(Records from a collection of figures)
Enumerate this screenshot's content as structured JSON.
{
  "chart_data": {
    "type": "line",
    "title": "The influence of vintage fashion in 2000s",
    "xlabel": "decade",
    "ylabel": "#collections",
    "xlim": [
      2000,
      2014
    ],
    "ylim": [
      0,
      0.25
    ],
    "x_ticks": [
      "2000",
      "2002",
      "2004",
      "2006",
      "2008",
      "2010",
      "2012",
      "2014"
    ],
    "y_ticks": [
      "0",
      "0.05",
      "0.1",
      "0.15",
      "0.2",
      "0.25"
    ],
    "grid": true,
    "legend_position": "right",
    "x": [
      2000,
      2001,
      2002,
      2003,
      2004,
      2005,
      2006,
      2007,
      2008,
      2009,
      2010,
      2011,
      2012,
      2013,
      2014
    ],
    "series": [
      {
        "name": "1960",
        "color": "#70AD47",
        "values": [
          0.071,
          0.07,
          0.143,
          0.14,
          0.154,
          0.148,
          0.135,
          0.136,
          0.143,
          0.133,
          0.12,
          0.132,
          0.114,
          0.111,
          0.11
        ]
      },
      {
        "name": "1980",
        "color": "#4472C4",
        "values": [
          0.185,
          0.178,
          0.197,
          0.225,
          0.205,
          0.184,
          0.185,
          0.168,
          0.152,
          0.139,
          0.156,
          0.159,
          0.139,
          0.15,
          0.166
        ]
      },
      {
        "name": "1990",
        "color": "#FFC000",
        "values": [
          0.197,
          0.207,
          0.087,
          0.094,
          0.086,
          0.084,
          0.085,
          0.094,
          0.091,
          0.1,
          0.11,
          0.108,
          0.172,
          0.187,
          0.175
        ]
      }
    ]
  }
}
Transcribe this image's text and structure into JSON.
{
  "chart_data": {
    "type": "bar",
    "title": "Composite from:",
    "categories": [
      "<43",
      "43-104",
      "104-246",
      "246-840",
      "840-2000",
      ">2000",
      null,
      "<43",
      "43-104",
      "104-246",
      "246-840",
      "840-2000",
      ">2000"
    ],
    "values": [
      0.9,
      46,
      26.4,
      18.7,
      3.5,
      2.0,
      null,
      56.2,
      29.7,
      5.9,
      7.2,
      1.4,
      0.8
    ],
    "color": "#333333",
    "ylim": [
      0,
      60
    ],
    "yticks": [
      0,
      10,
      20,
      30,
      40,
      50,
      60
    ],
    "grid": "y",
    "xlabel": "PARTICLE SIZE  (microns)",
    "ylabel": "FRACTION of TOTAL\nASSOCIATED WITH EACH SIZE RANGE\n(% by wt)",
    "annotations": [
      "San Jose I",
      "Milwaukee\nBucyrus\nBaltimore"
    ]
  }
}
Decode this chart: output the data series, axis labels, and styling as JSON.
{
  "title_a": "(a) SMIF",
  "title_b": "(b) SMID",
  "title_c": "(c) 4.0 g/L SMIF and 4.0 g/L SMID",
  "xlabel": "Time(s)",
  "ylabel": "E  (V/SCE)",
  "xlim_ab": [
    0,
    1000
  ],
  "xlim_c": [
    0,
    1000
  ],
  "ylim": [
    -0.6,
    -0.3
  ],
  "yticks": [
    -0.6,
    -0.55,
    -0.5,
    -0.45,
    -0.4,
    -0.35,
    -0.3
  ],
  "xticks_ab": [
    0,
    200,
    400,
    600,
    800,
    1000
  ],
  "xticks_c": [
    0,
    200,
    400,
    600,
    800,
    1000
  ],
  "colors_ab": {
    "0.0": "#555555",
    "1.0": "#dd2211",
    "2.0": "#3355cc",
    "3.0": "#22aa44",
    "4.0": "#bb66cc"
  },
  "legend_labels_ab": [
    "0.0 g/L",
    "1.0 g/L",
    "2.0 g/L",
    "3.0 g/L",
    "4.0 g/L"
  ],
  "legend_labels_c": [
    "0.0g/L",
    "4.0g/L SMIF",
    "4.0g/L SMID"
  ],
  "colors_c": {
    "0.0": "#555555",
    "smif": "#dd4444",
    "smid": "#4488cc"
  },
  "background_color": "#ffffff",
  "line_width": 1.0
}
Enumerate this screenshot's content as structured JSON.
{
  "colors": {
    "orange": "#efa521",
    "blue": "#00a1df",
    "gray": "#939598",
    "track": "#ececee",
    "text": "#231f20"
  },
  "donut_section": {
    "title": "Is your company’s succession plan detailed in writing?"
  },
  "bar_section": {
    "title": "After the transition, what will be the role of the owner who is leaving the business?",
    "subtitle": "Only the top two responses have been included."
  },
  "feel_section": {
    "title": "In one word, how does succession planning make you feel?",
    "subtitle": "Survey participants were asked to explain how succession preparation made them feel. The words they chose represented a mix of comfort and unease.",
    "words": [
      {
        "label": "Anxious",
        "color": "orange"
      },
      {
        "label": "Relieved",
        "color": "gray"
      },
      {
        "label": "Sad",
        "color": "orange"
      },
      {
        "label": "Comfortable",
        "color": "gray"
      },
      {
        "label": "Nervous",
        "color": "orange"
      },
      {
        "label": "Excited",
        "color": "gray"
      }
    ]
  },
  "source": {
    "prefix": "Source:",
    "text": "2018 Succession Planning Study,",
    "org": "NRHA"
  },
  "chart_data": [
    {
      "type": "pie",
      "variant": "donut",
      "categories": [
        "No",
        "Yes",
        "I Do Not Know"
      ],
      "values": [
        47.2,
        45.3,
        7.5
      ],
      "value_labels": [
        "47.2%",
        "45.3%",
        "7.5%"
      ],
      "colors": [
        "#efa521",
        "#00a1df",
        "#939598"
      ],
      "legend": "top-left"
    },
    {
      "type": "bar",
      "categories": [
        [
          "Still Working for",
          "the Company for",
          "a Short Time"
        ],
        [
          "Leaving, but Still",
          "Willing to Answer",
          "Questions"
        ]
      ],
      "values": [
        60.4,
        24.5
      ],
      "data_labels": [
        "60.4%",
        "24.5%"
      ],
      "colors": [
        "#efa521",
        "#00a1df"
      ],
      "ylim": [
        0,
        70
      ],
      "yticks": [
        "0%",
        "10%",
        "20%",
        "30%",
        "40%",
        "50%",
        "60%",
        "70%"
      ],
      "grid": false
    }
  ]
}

What you are asked to do: Take every line from the records above that has the word "SIZE" and copy it.

Output for this exercise:
    "xlabel": "PARTICLE SIZE  (microns)",
    "ylabel": "FRACTION of TOTAL\nASSOCIATED WITH EACH SIZE RANGE\n(% by wt)",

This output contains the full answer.